**Data provided:**

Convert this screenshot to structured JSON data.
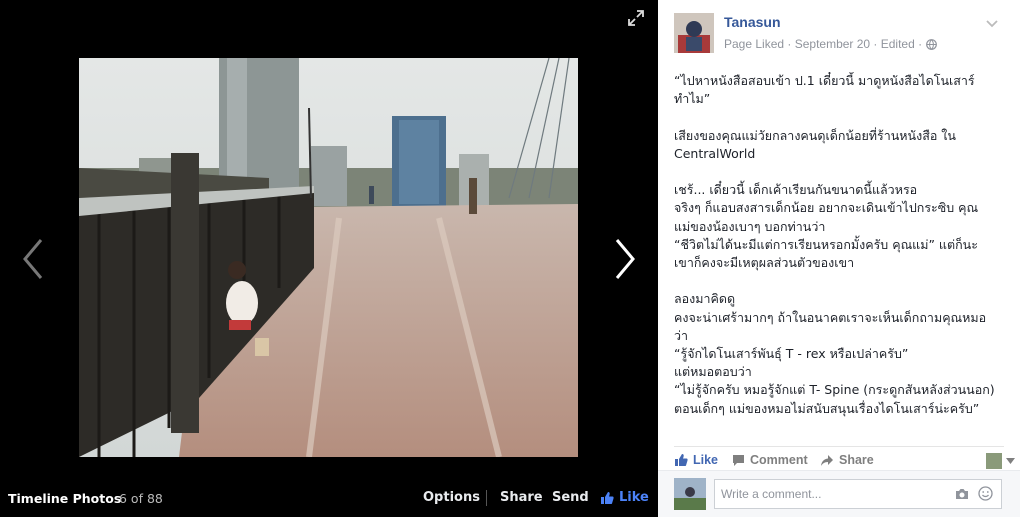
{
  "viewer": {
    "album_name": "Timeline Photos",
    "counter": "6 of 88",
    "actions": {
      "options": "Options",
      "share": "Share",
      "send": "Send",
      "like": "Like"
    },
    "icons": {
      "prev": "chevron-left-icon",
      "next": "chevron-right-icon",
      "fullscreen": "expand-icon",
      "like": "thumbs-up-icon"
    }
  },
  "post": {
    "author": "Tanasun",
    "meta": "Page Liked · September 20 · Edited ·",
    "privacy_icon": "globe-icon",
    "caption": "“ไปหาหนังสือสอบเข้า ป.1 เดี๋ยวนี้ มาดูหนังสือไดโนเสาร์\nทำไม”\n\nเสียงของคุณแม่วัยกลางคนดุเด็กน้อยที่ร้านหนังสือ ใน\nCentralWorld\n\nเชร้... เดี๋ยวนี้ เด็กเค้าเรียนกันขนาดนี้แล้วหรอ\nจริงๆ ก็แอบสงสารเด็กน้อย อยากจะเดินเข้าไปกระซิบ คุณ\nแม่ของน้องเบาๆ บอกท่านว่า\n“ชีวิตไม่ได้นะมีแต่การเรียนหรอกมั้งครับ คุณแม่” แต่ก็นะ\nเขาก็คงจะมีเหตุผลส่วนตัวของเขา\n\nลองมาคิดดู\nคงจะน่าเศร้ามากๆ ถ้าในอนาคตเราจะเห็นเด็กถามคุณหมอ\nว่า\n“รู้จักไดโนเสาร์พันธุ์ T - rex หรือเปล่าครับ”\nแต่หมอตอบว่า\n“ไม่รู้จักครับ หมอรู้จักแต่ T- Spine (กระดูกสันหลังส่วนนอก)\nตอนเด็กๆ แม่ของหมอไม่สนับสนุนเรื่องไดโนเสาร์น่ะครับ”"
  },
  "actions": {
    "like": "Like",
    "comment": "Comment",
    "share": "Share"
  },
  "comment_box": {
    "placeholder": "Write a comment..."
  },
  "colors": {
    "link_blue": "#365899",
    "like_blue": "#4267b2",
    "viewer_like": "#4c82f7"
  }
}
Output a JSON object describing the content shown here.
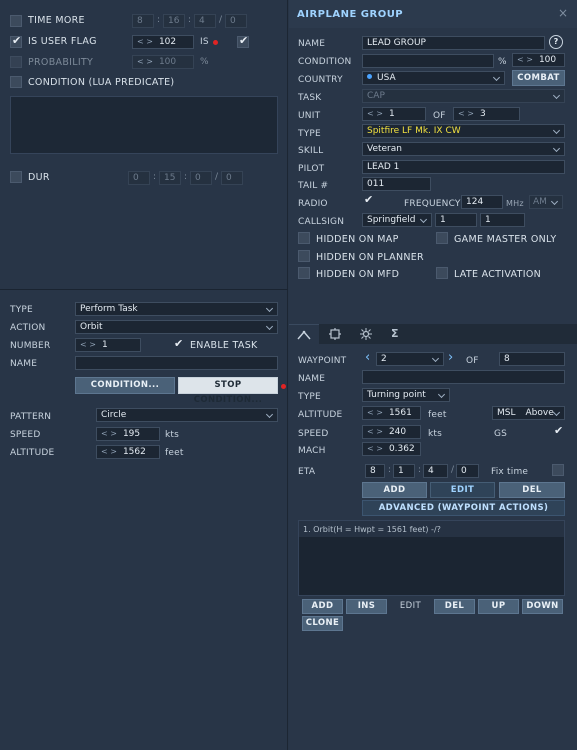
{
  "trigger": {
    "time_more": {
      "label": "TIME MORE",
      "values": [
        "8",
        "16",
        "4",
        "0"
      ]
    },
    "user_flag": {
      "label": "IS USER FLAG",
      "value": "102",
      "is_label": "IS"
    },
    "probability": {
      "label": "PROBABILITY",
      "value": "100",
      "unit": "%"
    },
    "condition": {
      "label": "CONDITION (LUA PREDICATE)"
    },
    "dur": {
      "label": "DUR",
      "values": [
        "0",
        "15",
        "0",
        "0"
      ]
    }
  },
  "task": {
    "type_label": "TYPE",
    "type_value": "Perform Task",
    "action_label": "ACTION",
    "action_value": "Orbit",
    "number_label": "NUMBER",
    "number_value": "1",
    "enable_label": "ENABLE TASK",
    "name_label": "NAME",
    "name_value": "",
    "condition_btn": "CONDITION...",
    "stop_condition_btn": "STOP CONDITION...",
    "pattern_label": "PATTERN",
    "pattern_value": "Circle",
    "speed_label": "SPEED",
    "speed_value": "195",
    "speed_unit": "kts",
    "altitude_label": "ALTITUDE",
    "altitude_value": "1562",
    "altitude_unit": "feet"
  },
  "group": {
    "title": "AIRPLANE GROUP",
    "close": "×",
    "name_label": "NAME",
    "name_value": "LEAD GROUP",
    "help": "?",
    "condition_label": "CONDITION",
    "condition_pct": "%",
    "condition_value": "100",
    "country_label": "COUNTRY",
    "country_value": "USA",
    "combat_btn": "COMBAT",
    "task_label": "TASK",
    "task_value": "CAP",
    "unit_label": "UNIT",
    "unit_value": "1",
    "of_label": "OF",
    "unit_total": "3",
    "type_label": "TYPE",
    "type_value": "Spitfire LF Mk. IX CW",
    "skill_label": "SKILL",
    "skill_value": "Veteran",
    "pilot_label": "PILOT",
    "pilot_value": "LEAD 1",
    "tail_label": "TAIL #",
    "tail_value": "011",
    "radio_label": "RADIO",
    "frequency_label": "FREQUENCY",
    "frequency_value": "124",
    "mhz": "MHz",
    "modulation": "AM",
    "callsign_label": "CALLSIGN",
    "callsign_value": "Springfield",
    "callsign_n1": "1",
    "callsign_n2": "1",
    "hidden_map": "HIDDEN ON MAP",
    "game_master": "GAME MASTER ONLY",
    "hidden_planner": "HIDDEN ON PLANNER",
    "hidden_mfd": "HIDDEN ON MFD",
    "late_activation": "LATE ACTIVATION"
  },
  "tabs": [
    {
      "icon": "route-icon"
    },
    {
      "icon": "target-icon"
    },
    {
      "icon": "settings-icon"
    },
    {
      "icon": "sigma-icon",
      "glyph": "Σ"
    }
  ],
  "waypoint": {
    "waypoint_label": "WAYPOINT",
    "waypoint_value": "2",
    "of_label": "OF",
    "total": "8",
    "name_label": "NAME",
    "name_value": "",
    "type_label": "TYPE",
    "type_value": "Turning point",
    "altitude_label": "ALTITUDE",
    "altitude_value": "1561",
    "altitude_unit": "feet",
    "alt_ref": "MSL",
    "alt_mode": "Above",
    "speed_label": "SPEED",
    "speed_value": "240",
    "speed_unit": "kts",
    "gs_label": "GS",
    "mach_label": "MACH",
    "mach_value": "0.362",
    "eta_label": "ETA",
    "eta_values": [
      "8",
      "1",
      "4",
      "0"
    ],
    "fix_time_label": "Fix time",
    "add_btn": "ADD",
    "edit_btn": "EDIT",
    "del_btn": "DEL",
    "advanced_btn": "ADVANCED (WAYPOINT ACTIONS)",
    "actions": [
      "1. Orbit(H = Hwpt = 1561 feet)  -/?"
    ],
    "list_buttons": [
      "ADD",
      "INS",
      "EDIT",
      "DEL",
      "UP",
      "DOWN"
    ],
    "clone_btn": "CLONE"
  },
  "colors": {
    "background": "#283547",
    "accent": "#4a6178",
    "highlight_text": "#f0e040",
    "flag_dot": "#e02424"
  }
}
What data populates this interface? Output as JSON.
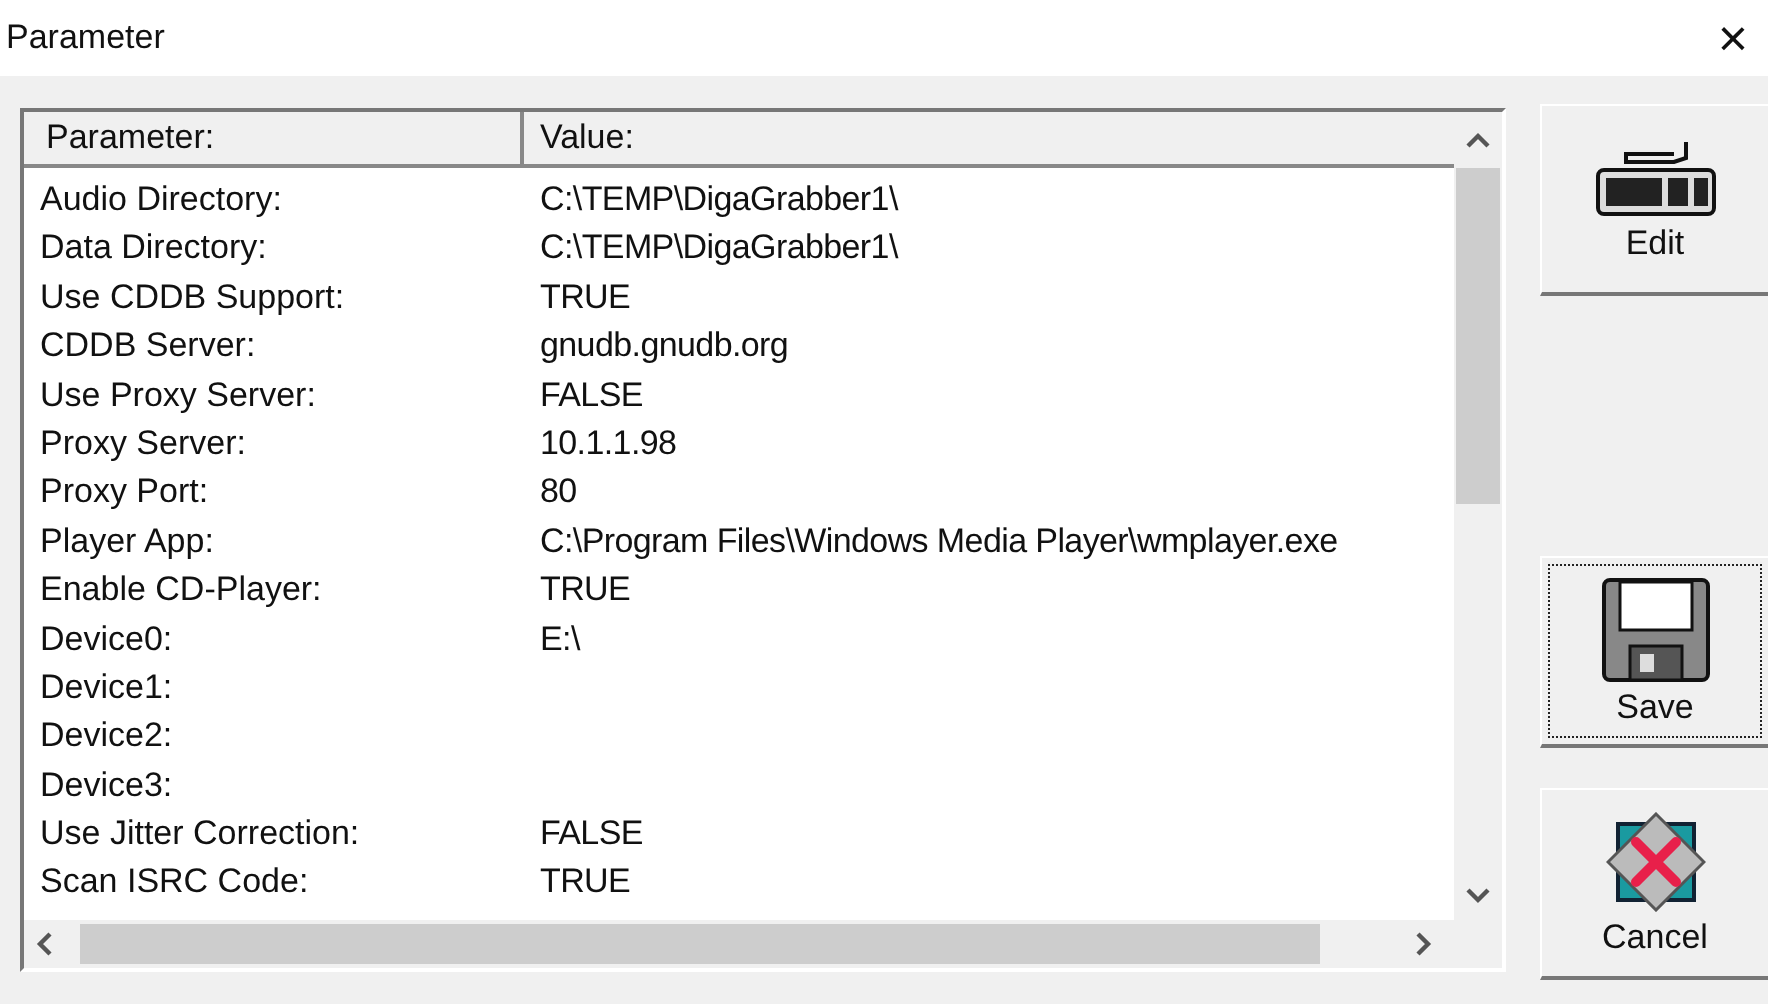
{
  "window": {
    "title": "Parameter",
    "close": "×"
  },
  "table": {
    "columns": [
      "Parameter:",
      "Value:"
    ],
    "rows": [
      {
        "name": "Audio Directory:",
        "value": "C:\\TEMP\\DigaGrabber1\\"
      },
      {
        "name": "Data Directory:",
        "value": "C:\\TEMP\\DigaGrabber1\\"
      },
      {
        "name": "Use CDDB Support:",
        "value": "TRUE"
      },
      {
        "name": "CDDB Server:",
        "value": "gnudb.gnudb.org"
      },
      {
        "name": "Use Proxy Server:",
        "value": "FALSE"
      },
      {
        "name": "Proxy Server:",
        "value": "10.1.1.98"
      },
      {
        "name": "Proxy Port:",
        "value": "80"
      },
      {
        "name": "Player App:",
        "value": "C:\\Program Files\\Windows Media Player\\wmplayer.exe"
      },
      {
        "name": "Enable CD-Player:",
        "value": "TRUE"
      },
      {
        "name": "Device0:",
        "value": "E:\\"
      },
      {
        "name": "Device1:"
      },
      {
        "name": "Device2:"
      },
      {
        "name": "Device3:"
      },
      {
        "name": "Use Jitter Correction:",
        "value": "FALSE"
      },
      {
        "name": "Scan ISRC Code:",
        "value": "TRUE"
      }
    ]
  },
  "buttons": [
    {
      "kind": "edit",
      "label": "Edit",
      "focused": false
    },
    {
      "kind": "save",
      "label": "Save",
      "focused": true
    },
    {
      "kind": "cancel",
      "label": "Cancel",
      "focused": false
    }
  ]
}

**Task brief:**
Your copy should repeat each entry above exactly but contain no pictures.

**Result of this task:**
Convert this screenshot to structured JSON data.
{
  "viewer": {
    "album_name": "Timeline Photos",
    "counter": "6 of 88",
    "actions": {
      "options": "Options",
      "share": "Share",
      "send": "Send",
      "like": "Like"
    },
    "icons": {
      "prev": "chevron-left-icon",
      "next": "chevron-right-icon",
      "fullscreen": "expand-icon",
      "like": "thumbs-up-icon"
    }
  },
  "post": {
    "author": "Tanasun",
    "meta": "Page Liked · September 20 · Edited ·",
    "privacy_icon": "globe-icon",
    "caption": "“ไปหาหนังสือสอบเข้า ป.1 เดี๋ยวนี้ มาดูหนังสือไดโนเสาร์\nทำไม”\n\nเสียงของคุณแม่วัยกลางคนดุเด็กน้อยที่ร้านหนังสือ ใน\nCentralWorld\n\nเชร้... เดี๋ยวนี้ เด็กเค้าเรียนกันขนาดนี้แล้วหรอ\nจริงๆ ก็แอบสงสารเด็กน้อย อยากจะเดินเข้าไปกระซิบ คุณ\nแม่ของน้องเบาๆ บอกท่านว่า\n“ชีวิตไม่ได้นะมีแต่การเรียนหรอกมั้งครับ คุณแม่” แต่ก็นะ\nเขาก็คงจะมีเหตุผลส่วนตัวของเขา\n\nลองมาคิดดู\nคงจะน่าเศร้ามากๆ ถ้าในอนาคตเราจะเห็นเด็กถามคุณหมอ\nว่า\n“รู้จักไดโนเสาร์พันธุ์ T - rex หรือเปล่าครับ”\nแต่หมอตอบว่า\n“ไม่รู้จักครับ หมอรู้จักแต่ T- Spine (กระดูกสันหลังส่วนนอก)\nตอนเด็กๆ แม่ของหมอไม่สนับสนุนเรื่องไดโนเสาร์น่ะครับ”"
  },
  "actions": {
    "like": "Like",
    "comment": "Comment",
    "share": "Share"
  },
  "comment_box": {
    "placeholder": "Write a comment..."
  },
  "colors": {
    "link_blue": "#365899",
    "like_blue": "#4267b2",
    "viewer_like": "#4c82f7"
  }
}
Output a JSON object describing the content shown here.
{
  "trigger": {
    "time_more": {
      "label": "TIME MORE",
      "values": [
        "8",
        "16",
        "4",
        "0"
      ]
    },
    "user_flag": {
      "label": "IS USER FLAG",
      "value": "102",
      "is_label": "IS"
    },
    "probability": {
      "label": "PROBABILITY",
      "value": "100",
      "unit": "%"
    },
    "condition": {
      "label": "CONDITION (LUA PREDICATE)"
    },
    "dur": {
      "label": "DUR",
      "values": [
        "0",
        "15",
        "0",
        "0"
      ]
    }
  },
  "task": {
    "type_label": "TYPE",
    "type_value": "Perform Task",
    "action_label": "ACTION",
    "action_value": "Orbit",
    "number_label": "NUMBER",
    "number_value": "1",
    "enable_label": "ENABLE TASK",
    "name_label": "NAME",
    "name_value": "",
    "condition_btn": "CONDITION...",
    "stop_condition_btn": "STOP CONDITION...",
    "pattern_label": "PATTERN",
    "pattern_value": "Circle",
    "speed_label": "SPEED",
    "speed_value": "195",
    "speed_unit": "kts",
    "altitude_label": "ALTITUDE",
    "altitude_value": "1562",
    "altitude_unit": "feet"
  },
  "group": {
    "title": "AIRPLANE GROUP",
    "close": "×",
    "name_label": "NAME",
    "name_value": "LEAD GROUP",
    "help": "?",
    "condition_label": "CONDITION",
    "condition_pct": "%",
    "condition_value": "100",
    "country_label": "COUNTRY",
    "country_value": "USA",
    "combat_btn": "COMBAT",
    "task_label": "TASK",
    "task_value": "CAP",
    "unit_label": "UNIT",
    "unit_value": "1",
    "of_label": "OF",
    "unit_total": "3",
    "type_label": "TYPE",
    "type_value": "Spitfire LF Mk. IX CW",
    "skill_label": "SKILL",
    "skill_value": "Veteran",
    "pilot_label": "PILOT",
    "pilot_value": "LEAD 1",
    "tail_label": "TAIL #",
    "tail_value": "011",
    "radio_label": "RADIO",
    "frequency_label": "FREQUENCY",
    "frequency_value": "124",
    "mhz": "MHz",
    "modulation": "AM",
    "callsign_label": "CALLSIGN",
    "callsign_value": "Springfield",
    "callsign_n1": "1",
    "callsign_n2": "1",
    "hidden_map": "HIDDEN ON MAP",
    "game_master": "GAME MASTER ONLY",
    "hidden_planner": "HIDDEN ON PLANNER",
    "hidden_mfd": "HIDDEN ON MFD",
    "late_activation": "LATE ACTIVATION"
  },
  "tabs": [
    {
      "icon": "route-icon"
    },
    {
      "icon": "target-icon"
    },
    {
      "icon": "settings-icon"
    },
    {
      "icon": "sigma-icon",
      "glyph": "Σ"
    }
  ],
  "waypoint": {
    "waypoint_label": "WAYPOINT",
    "waypoint_value": "2",
    "of_label": "OF",
    "total": "8",
    "name_label": "NAME",
    "name_value": "",
    "type_label": "TYPE",
    "type_value": "Turning point",
    "altitude_label": "ALTITUDE",
    "altitude_value": "1561",
    "altitude_unit": "feet",
    "alt_ref": "MSL",
    "alt_mode": "Above",
    "speed_label": "SPEED",
    "speed_value": "240",
    "speed_unit": "kts",
    "gs_label": "GS",
    "mach_label": "MACH",
    "mach_value": "0.362",
    "eta_label": "ETA",
    "eta_values": [
      "8",
      "1",
      "4",
      "0"
    ],
    "fix_time_label": "Fix time",
    "add_btn": "ADD",
    "edit_btn": "EDIT",
    "del_btn": "DEL",
    "advanced_btn": "ADVANCED (WAYPOINT ACTIONS)",
    "actions": [
      "1. Orbit(H = Hwpt = 1561 feet)  -/?"
    ],
    "list_buttons": [
      "ADD",
      "INS",
      "EDIT",
      "DEL",
      "UP",
      "DOWN"
    ],
    "clone_btn": "CLONE"
  },
  "colors": {
    "background": "#283547",
    "accent": "#4a6178",
    "highlight_text": "#f0e040",
    "flag_dot": "#e02424"
  }
}
What data populates this interface? Output as JSON.
{
  "window": {
    "title": "Parameter",
    "close": "×"
  },
  "table": {
    "columns": [
      "Parameter:",
      "Value:"
    ],
    "rows": [
      {
        "name": "Audio Directory:",
        "value": "C:\\TEMP\\DigaGrabber1\\"
      },
      {
        "name": "Data Directory:",
        "value": "C:\\TEMP\\DigaGrabber1\\"
      },
      {
        "name": "Use CDDB Support:",
        "value": "TRUE"
      },
      {
        "name": "CDDB Server:",
        "value": "gnudb.gnudb.org"
      },
      {
        "name": "Use Proxy Server:",
        "value": "FALSE"
      },
      {
        "name": "Proxy Server:",
        "value": "10.1.1.98"
      },
      {
        "name": "Proxy Port:",
        "value": "80"
      },
      {
        "name": "Player App:",
        "value": "C:\\Program Files\\Windows Media Player\\wmplayer.exe"
      },
      {
        "name": "Enable CD-Player:",
        "value": "TRUE"
      },
      {
        "name": "Device0:",
        "value": "E:\\"
      },
      {
        "name": "Device1:"
      },
      {
        "name": "Device2:"
      },
      {
        "name": "Device3:"
      },
      {
        "name": "Use Jitter Correction:",
        "value": "FALSE"
      },
      {
        "name": "Scan ISRC Code:",
        "value": "TRUE"
      }
    ]
  },
  "buttons": [
    {
      "kind": "edit",
      "label": "Edit",
      "focused": false
    },
    {
      "kind": "save",
      "label": "Save",
      "focused": true
    },
    {
      "kind": "cancel",
      "label": "Cancel",
      "focused": false
    }
  ]
}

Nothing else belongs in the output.